▶ **Exercise requirements**:
Filter the records for lines holding the string "образования".

▶ **Material shown**:
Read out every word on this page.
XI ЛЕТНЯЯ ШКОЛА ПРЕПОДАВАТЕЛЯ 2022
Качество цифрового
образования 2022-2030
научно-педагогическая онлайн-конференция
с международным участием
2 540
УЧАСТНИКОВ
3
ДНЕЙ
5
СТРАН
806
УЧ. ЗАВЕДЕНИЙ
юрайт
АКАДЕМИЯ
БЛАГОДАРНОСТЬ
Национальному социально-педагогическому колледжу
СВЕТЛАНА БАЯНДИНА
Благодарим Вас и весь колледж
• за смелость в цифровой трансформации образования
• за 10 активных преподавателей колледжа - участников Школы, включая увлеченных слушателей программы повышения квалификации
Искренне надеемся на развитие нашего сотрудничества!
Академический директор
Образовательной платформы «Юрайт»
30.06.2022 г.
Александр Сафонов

▶ **Answer below**:
образования 2022-2030
• за смелость в цифровой трансформации образования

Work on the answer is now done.